— Start Records shown —

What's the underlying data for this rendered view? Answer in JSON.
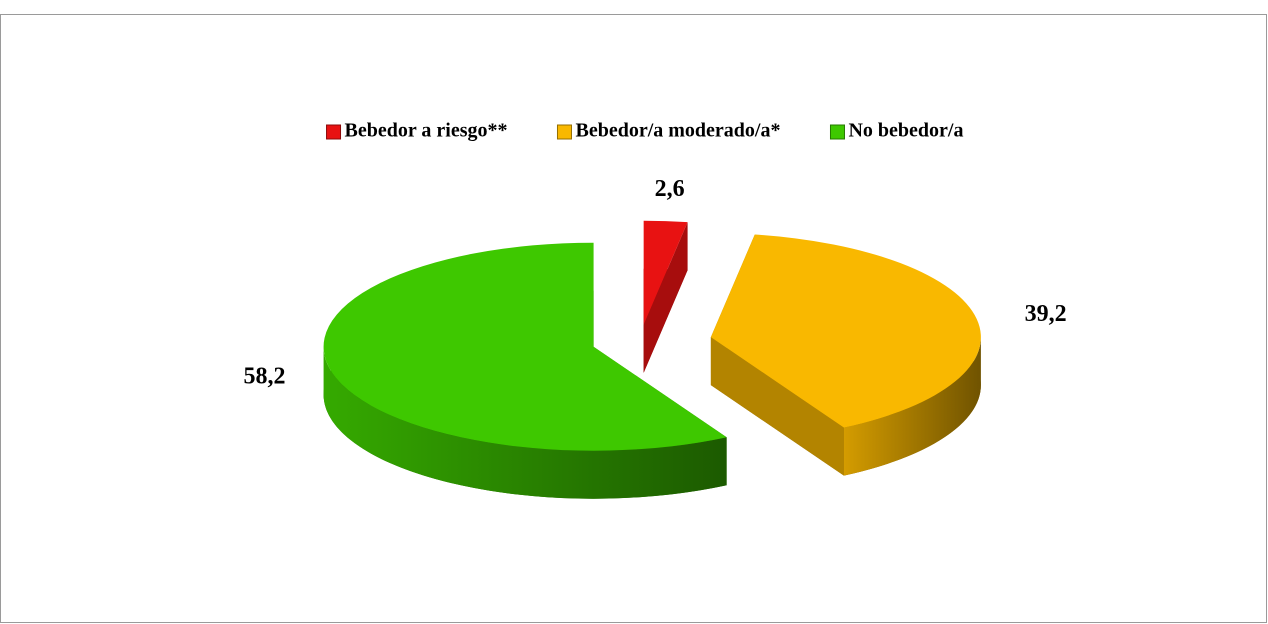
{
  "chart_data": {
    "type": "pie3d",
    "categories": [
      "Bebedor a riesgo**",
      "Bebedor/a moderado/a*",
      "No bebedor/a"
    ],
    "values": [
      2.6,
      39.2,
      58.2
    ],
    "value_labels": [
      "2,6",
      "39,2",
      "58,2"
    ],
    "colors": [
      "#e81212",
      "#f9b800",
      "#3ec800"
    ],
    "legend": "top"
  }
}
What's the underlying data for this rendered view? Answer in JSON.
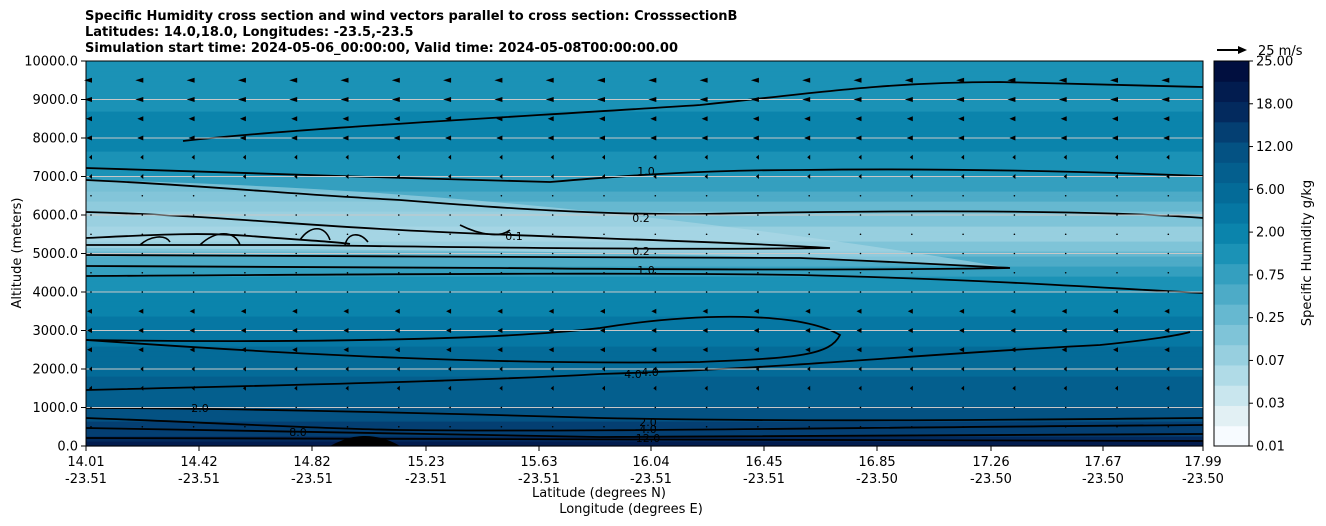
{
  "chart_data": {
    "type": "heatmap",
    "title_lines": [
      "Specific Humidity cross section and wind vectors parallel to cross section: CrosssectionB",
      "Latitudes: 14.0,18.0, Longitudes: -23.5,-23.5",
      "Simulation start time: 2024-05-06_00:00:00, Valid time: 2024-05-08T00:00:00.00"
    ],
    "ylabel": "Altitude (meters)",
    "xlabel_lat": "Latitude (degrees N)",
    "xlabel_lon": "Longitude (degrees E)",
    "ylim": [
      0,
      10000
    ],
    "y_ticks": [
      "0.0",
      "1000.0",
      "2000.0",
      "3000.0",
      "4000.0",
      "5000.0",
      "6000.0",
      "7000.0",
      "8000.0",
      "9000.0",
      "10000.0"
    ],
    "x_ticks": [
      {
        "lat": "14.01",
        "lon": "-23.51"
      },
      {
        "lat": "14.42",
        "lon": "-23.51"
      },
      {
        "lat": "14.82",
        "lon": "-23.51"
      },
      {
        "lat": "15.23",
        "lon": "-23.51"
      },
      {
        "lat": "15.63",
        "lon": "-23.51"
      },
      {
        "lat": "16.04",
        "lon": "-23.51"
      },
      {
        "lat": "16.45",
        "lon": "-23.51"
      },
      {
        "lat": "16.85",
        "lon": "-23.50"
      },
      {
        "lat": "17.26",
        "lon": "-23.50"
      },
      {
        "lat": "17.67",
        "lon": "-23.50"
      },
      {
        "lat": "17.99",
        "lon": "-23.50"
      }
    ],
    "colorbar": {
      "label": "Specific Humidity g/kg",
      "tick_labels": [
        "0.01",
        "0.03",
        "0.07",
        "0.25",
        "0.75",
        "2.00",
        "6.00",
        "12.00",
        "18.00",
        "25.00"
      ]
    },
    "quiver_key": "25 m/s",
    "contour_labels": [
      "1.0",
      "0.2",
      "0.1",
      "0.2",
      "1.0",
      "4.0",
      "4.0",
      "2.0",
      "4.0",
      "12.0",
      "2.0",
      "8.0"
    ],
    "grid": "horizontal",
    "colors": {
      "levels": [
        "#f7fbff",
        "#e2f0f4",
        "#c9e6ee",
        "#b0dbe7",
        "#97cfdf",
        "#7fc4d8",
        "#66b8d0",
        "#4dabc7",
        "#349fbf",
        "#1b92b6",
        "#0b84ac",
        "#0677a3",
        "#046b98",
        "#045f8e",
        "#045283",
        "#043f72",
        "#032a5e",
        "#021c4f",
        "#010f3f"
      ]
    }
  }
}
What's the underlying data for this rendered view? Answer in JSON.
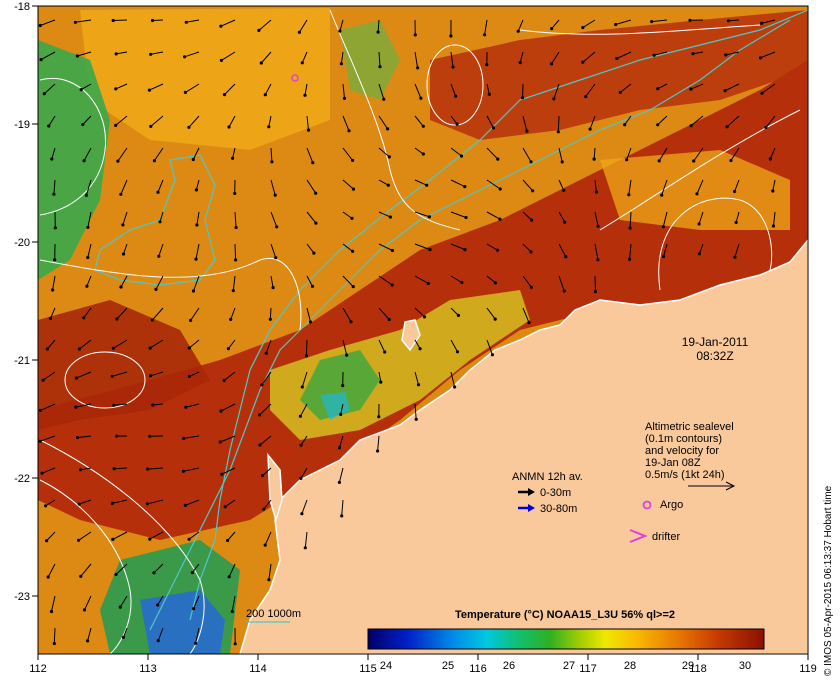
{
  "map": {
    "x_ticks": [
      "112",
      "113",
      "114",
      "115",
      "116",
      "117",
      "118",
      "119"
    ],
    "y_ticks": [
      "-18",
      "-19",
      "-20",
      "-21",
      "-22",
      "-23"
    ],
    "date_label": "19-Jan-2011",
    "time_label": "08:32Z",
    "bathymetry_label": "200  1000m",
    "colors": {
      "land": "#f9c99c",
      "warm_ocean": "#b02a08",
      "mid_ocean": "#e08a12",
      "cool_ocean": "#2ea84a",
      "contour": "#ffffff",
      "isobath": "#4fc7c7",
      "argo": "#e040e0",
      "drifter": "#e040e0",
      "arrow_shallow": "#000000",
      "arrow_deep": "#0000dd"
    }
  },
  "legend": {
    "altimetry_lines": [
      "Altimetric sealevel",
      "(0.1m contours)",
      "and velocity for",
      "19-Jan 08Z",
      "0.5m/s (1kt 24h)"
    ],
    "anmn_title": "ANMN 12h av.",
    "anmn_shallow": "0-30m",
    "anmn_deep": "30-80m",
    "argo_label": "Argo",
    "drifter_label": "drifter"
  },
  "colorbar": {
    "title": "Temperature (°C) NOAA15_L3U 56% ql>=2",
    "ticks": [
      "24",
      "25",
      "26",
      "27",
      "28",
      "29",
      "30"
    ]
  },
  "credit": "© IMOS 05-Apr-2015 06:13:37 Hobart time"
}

— End Records shown —

= Exercise aim =
Quote every line word for word and keep the images out of the copy.

= Full solution =
What's the underlying data for this rendered view? Answer in JSON.
{
  "chart_data": {
    "type": "pie3d",
    "categories": [
      "Bebedor a riesgo**",
      "Bebedor/a moderado/a*",
      "No bebedor/a"
    ],
    "values": [
      2.6,
      39.2,
      58.2
    ],
    "value_labels": [
      "2,6",
      "39,2",
      "58,2"
    ],
    "colors": [
      "#e81212",
      "#f9b800",
      "#3ec800"
    ],
    "legend": "top"
  }
}
What's the underlying data for this rendered view? Answer in JSON.
{
  "chart_data": {
    "type": "heatmap",
    "title_lines": [
      "Specific Humidity cross section and wind vectors parallel to cross section: CrosssectionB",
      "Latitudes: 14.0,18.0, Longitudes: -23.5,-23.5",
      "Simulation start time: 2024-05-06_00:00:00, Valid time: 2024-05-08T00:00:00.00"
    ],
    "ylabel": "Altitude (meters)",
    "xlabel_lat": "Latitude (degrees N)",
    "xlabel_lon": "Longitude (degrees E)",
    "ylim": [
      0,
      10000
    ],
    "y_ticks": [
      "0.0",
      "1000.0",
      "2000.0",
      "3000.0",
      "4000.0",
      "5000.0",
      "6000.0",
      "7000.0",
      "8000.0",
      "9000.0",
      "10000.0"
    ],
    "x_ticks": [
      {
        "lat": "14.01",
        "lon": "-23.51"
      },
      {
        "lat": "14.42",
        "lon": "-23.51"
      },
      {
        "lat": "14.82",
        "lon": "-23.51"
      },
      {
        "lat": "15.23",
        "lon": "-23.51"
      },
      {
        "lat": "15.63",
        "lon": "-23.51"
      },
      {
        "lat": "16.04",
        "lon": "-23.51"
      },
      {
        "lat": "16.45",
        "lon": "-23.51"
      },
      {
        "lat": "16.85",
        "lon": "-23.50"
      },
      {
        "lat": "17.26",
        "lon": "-23.50"
      },
      {
        "lat": "17.67",
        "lon": "-23.50"
      },
      {
        "lat": "17.99",
        "lon": "-23.50"
      }
    ],
    "colorbar": {
      "label": "Specific Humidity g/kg",
      "tick_labels": [
        "0.01",
        "0.03",
        "0.07",
        "0.25",
        "0.75",
        "2.00",
        "6.00",
        "12.00",
        "18.00",
        "25.00"
      ]
    },
    "quiver_key": "25 m/s",
    "contour_labels": [
      "1.0",
      "0.2",
      "0.1",
      "0.2",
      "1.0",
      "4.0",
      "4.0",
      "2.0",
      "4.0",
      "12.0",
      "2.0",
      "8.0"
    ],
    "grid": "horizontal",
    "colors": {
      "levels": [
        "#f7fbff",
        "#e2f0f4",
        "#c9e6ee",
        "#b0dbe7",
        "#97cfdf",
        "#7fc4d8",
        "#66b8d0",
        "#4dabc7",
        "#349fbf",
        "#1b92b6",
        "#0b84ac",
        "#0677a3",
        "#046b98",
        "#045f8e",
        "#045283",
        "#043f72",
        "#032a5e",
        "#021c4f",
        "#010f3f"
      ]
    }
  }
}
What's the underlying data for this rendered view? Answer in JSON.
{
  "map": {
    "x_ticks": [
      "112",
      "113",
      "114",
      "115",
      "116",
      "117",
      "118",
      "119"
    ],
    "y_ticks": [
      "-18",
      "-19",
      "-20",
      "-21",
      "-22",
      "-23"
    ],
    "date_label": "19-Jan-2011",
    "time_label": "08:32Z",
    "bathymetry_label": "200  1000m",
    "colors": {
      "land": "#f9c99c",
      "warm_ocean": "#b02a08",
      "mid_ocean": "#e08a12",
      "cool_ocean": "#2ea84a",
      "contour": "#ffffff",
      "isobath": "#4fc7c7",
      "argo": "#e040e0",
      "drifter": "#e040e0",
      "arrow_shallow": "#000000",
      "arrow_deep": "#0000dd"
    }
  },
  "legend": {
    "altimetry_lines": [
      "Altimetric sealevel",
      "(0.1m contours)",
      "and velocity for",
      "19-Jan 08Z",
      "0.5m/s (1kt 24h)"
    ],
    "anmn_title": "ANMN 12h av.",
    "anmn_shallow": "0-30m",
    "anmn_deep": "30-80m",
    "argo_label": "Argo",
    "drifter_label": "drifter"
  },
  "colorbar": {
    "title": "Temperature (°C) NOAA15_L3U 56% ql>=2",
    "ticks": [
      "24",
      "25",
      "26",
      "27",
      "28",
      "29",
      "30"
    ]
  },
  "credit": "© IMOS 05-Apr-2015 06:13:37 Hobart time"
}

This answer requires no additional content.